** begin Extracted data **
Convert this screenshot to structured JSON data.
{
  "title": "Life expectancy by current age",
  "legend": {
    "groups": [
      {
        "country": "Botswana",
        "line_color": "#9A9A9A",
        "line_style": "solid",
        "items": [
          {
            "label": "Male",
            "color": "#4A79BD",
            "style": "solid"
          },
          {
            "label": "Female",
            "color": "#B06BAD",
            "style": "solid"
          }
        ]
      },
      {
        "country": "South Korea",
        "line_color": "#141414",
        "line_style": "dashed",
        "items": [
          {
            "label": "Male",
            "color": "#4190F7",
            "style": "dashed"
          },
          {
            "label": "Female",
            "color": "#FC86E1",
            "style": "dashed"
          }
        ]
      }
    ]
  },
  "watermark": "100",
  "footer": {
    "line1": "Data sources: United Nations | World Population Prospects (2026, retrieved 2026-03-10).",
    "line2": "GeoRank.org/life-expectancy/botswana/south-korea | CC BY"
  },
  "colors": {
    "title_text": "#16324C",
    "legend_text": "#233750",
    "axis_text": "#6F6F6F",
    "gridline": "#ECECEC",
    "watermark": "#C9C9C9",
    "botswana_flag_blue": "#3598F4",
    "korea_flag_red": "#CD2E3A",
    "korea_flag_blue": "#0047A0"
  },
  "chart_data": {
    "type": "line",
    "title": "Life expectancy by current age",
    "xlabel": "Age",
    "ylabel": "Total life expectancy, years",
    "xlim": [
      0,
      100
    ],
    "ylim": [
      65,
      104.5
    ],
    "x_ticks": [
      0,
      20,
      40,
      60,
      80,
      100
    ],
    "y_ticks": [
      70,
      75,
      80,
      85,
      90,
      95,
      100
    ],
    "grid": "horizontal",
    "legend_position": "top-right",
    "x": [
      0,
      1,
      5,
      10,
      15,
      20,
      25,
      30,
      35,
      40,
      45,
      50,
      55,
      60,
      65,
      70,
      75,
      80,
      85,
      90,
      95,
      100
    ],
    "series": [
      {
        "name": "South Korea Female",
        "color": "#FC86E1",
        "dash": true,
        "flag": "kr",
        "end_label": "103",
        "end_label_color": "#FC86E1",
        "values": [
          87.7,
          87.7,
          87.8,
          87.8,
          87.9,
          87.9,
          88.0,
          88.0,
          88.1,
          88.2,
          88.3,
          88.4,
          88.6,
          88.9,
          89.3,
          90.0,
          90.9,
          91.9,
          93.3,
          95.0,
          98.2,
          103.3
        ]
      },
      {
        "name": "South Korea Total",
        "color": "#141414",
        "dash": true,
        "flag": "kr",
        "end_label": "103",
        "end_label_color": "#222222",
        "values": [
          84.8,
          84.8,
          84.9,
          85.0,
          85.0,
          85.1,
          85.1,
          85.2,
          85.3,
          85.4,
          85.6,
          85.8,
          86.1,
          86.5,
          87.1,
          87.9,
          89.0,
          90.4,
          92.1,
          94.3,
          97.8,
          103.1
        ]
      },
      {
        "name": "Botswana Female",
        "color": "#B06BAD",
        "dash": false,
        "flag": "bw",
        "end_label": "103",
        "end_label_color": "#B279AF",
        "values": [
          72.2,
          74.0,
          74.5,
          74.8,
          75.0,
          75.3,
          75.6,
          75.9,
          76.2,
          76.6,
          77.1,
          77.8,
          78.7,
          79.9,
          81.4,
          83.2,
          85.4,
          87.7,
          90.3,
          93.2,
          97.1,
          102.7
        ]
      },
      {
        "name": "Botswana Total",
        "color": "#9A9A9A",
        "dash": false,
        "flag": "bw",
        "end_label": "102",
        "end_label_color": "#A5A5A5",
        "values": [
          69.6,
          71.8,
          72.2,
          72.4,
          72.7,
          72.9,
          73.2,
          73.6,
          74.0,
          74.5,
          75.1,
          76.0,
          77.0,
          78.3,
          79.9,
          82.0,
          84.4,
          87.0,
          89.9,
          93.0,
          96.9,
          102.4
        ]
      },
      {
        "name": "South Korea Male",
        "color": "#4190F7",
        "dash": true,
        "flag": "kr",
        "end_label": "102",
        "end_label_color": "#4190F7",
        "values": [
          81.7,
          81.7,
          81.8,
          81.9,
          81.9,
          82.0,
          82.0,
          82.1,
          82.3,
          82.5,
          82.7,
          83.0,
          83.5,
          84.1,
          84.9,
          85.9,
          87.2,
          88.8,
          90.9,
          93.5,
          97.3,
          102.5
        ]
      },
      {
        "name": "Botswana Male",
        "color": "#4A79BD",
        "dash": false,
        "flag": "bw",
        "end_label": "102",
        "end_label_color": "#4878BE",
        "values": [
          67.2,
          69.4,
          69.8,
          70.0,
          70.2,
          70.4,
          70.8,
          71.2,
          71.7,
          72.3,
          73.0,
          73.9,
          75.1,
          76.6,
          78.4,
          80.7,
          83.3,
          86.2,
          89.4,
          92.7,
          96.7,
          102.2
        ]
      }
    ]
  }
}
** end Extracted data **
Extract all of the data above without altering anything.

Convert this screenshot to structured JSON data.
{
  "title": "Life expectancy by current age",
  "legend": {
    "groups": [
      {
        "country": "Botswana",
        "line_color": "#9A9A9A",
        "line_style": "solid",
        "items": [
          {
            "label": "Male",
            "color": "#4A79BD",
            "style": "solid"
          },
          {
            "label": "Female",
            "color": "#B06BAD",
            "style": "solid"
          }
        ]
      },
      {
        "country": "South Korea",
        "line_color": "#141414",
        "line_style": "dashed",
        "items": [
          {
            "label": "Male",
            "color": "#4190F7",
            "style": "dashed"
          },
          {
            "label": "Female",
            "color": "#FC86E1",
            "style": "dashed"
          }
        ]
      }
    ]
  },
  "watermark": "100",
  "footer": {
    "line1": "Data sources: United Nations | World Population Prospects (2026, retrieved 2026-03-10).",
    "line2": "GeoRank.org/life-expectancy/botswana/south-korea | CC BY"
  },
  "colors": {
    "title_text": "#16324C",
    "legend_text": "#233750",
    "axis_text": "#6F6F6F",
    "gridline": "#ECECEC",
    "watermark": "#C9C9C9",
    "botswana_flag_blue": "#3598F4",
    "korea_flag_red": "#CD2E3A",
    "korea_flag_blue": "#0047A0"
  },
  "chart_data": {
    "type": "line",
    "title": "Life expectancy by current age",
    "xlabel": "Age",
    "ylabel": "Total life expectancy, years",
    "xlim": [
      0,
      100
    ],
    "ylim": [
      65,
      104.5
    ],
    "x_ticks": [
      0,
      20,
      40,
      60,
      80,
      100
    ],
    "y_ticks": [
      70,
      75,
      80,
      85,
      90,
      95,
      100
    ],
    "grid": "horizontal",
    "legend_position": "top-right",
    "x": [
      0,
      1,
      5,
      10,
      15,
      20,
      25,
      30,
      35,
      40,
      45,
      50,
      55,
      60,
      65,
      70,
      75,
      80,
      85,
      90,
      95,
      100
    ],
    "series": [
      {
        "name": "South Korea Female",
        "color": "#FC86E1",
        "dash": true,
        "flag": "kr",
        "end_label": "103",
        "end_label_color": "#FC86E1",
        "values": [
          87.7,
          87.7,
          87.8,
          87.8,
          87.9,
          87.9,
          88.0,
          88.0,
          88.1,
          88.2,
          88.3,
          88.4,
          88.6,
          88.9,
          89.3,
          90.0,
          90.9,
          91.9,
          93.3,
          95.0,
          98.2,
          103.3
        ]
      },
      {
        "name": "South Korea Total",
        "color": "#141414",
        "dash": true,
        "flag": "kr",
        "end_label": "103",
        "end_label_color": "#222222",
        "values": [
          84.8,
          84.8,
          84.9,
          85.0,
          85.0,
          85.1,
          85.1,
          85.2,
          85.3,
          85.4,
          85.6,
          85.8,
          86.1,
          86.5,
          87.1,
          87.9,
          89.0,
          90.4,
          92.1,
          94.3,
          97.8,
          103.1
        ]
      },
      {
        "name": "Botswana Female",
        "color": "#B06BAD",
        "dash": false,
        "flag": "bw",
        "end_label": "103",
        "end_label_color": "#B279AF",
        "values": [
          72.2,
          74.0,
          74.5,
          74.8,
          75.0,
          75.3,
          75.6,
          75.9,
          76.2,
          76.6,
          77.1,
          77.8,
          78.7,
          79.9,
          81.4,
          83.2,
          85.4,
          87.7,
          90.3,
          93.2,
          97.1,
          102.7
        ]
      },
      {
        "name": "Botswana Total",
        "color": "#9A9A9A",
        "dash": false,
        "flag": "bw",
        "end_label": "102",
        "end_label_color": "#A5A5A5",
        "values": [
          69.6,
          71.8,
          72.2,
          72.4,
          72.7,
          72.9,
          73.2,
          73.6,
          74.0,
          74.5,
          75.1,
          76.0,
          77.0,
          78.3,
          79.9,
          82.0,
          84.4,
          87.0,
          89.9,
          93.0,
          96.9,
          102.4
        ]
      },
      {
        "name": "South Korea Male",
        "color": "#4190F7",
        "dash": true,
        "flag": "kr",
        "end_label": "102",
        "end_label_color": "#4190F7",
        "values": [
          81.7,
          81.7,
          81.8,
          81.9,
          81.9,
          82.0,
          82.0,
          82.1,
          82.3,
          82.5,
          82.7,
          83.0,
          83.5,
          84.1,
          84.9,
          85.9,
          87.2,
          88.8,
          90.9,
          93.5,
          97.3,
          102.5
        ]
      },
      {
        "name": "Botswana Male",
        "color": "#4A79BD",
        "dash": false,
        "flag": "bw",
        "end_label": "102",
        "end_label_color": "#4878BE",
        "values": [
          67.2,
          69.4,
          69.8,
          70.0,
          70.2,
          70.4,
          70.8,
          71.2,
          71.7,
          72.3,
          73.0,
          73.9,
          75.1,
          76.6,
          78.4,
          80.7,
          83.3,
          86.2,
          89.4,
          92.7,
          96.7,
          102.2
        ]
      }
    ]
  }
}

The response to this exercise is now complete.